Work required — Restate all of the data exactly.

[Collected data]
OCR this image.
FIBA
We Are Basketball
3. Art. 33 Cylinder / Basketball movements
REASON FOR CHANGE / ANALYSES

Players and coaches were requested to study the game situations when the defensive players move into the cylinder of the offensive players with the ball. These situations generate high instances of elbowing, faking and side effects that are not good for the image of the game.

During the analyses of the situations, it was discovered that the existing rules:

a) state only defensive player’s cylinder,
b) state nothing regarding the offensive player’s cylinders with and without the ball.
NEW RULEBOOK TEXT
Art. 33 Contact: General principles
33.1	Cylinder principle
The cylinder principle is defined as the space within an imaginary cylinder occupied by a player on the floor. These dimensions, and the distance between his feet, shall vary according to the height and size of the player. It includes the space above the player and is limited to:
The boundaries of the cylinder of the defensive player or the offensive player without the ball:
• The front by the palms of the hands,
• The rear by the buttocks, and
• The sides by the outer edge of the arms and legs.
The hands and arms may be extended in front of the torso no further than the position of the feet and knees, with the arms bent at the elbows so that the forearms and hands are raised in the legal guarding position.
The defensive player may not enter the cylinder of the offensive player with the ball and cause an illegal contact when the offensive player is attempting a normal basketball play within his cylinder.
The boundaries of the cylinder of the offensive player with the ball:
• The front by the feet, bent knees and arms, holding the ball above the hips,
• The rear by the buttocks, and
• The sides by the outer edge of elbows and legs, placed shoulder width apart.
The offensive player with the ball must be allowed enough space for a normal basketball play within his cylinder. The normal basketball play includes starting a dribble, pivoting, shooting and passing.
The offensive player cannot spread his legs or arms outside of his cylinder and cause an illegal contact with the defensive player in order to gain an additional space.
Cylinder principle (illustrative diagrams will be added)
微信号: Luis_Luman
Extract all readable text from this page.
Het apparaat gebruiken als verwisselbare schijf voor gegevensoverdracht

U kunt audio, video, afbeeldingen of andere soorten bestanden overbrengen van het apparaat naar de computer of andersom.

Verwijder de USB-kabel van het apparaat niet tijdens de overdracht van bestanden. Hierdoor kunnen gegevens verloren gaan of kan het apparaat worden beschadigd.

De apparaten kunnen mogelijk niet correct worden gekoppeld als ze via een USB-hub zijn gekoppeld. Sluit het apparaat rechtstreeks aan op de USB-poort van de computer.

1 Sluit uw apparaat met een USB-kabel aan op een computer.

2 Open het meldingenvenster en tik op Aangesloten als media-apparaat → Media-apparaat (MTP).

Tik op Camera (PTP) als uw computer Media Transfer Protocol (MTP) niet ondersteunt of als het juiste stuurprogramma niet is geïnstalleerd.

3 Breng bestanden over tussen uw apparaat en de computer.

Task output —
OCR this image.
FIBA
We Are Basketball
3. Art. 33 Cylinder / Basketball movements
REASON FOR CHANGE / ANALYSES

Players and coaches were requested to study the game situations when the defensive players move into the cylinder of the offensive players with the ball. These situations generate high instances of elbowing, faking and side effects that are not good for the image of the game.

During the analyses of the situations, it was discovered that the existing rules:

a) state only defensive player’s cylinder,
b) state nothing regarding the offensive player’s cylinders with and without the ball.
NEW RULEBOOK TEXT
Art. 33 Contact: General principles
33.1	Cylinder principle
The cylinder principle is defined as the space within an imaginary cylinder occupied by a player on the floor. These dimensions, and the distance between his feet, shall vary according to the height and size of the player. It includes the space above the player and is limited to:
The boundaries of the cylinder of the defensive player or the offensive player without the ball:
• The front by the palms of the hands,
• The rear by the buttocks, and
• The sides by the outer edge of the arms and legs.
The hands and arms may be extended in front of the torso no further than the position of the feet and knees, with the arms bent at the elbows so that the forearms and hands are raised in the legal guarding position.
The defensive player may not enter the cylinder of the offensive player with the ball and cause an illegal contact when the offensive player is attempting a normal basketball play within his cylinder.
The boundaries of the cylinder of the offensive player with the ball:
• The front by the feet, bent knees and arms, holding the ball above the hips,
• The rear by the buttocks, and
• The sides by the outer edge of elbows and legs, placed shoulder width apart.
The offensive player with the ball must be allowed enough space for a normal basketball play within his cylinder. The normal basketball play includes starting a dribble, pivoting, shooting and passing.
The offensive player cannot spread his legs or arms outside of his cylinder and cause an illegal contact with the defensive player in order to gain an additional space.
Cylinder principle (illustrative diagrams will be added)
微信号: Luis_Luman
Extract all readable text from this page.
Het apparaat gebruiken als verwisselbare schijf voor gegevensoverdracht

U kunt audio, video, afbeeldingen of andere soorten bestanden overbrengen van het apparaat naar de computer of andersom.

Verwijder de USB-kabel van het apparaat niet tijdens de overdracht van bestanden. Hierdoor kunnen gegevens verloren gaan of kan het apparaat worden beschadigd.

De apparaten kunnen mogelijk niet correct worden gekoppeld als ze via een USB-hub zijn gekoppeld. Sluit het apparaat rechtstreeks aan op de USB-poort van de computer.

1 Sluit uw apparaat met een USB-kabel aan op een computer.

2 Open het meldingenvenster en tik op Aangesloten als media-apparaat → Media-apparaat (MTP).

Tik op Camera (PTP) als uw computer Media Transfer Protocol (MTP) niet ondersteunt of als het juiste stuurprogramma niet is geïnstalleerd.

3 Breng bestanden over tussen uw apparaat en de computer.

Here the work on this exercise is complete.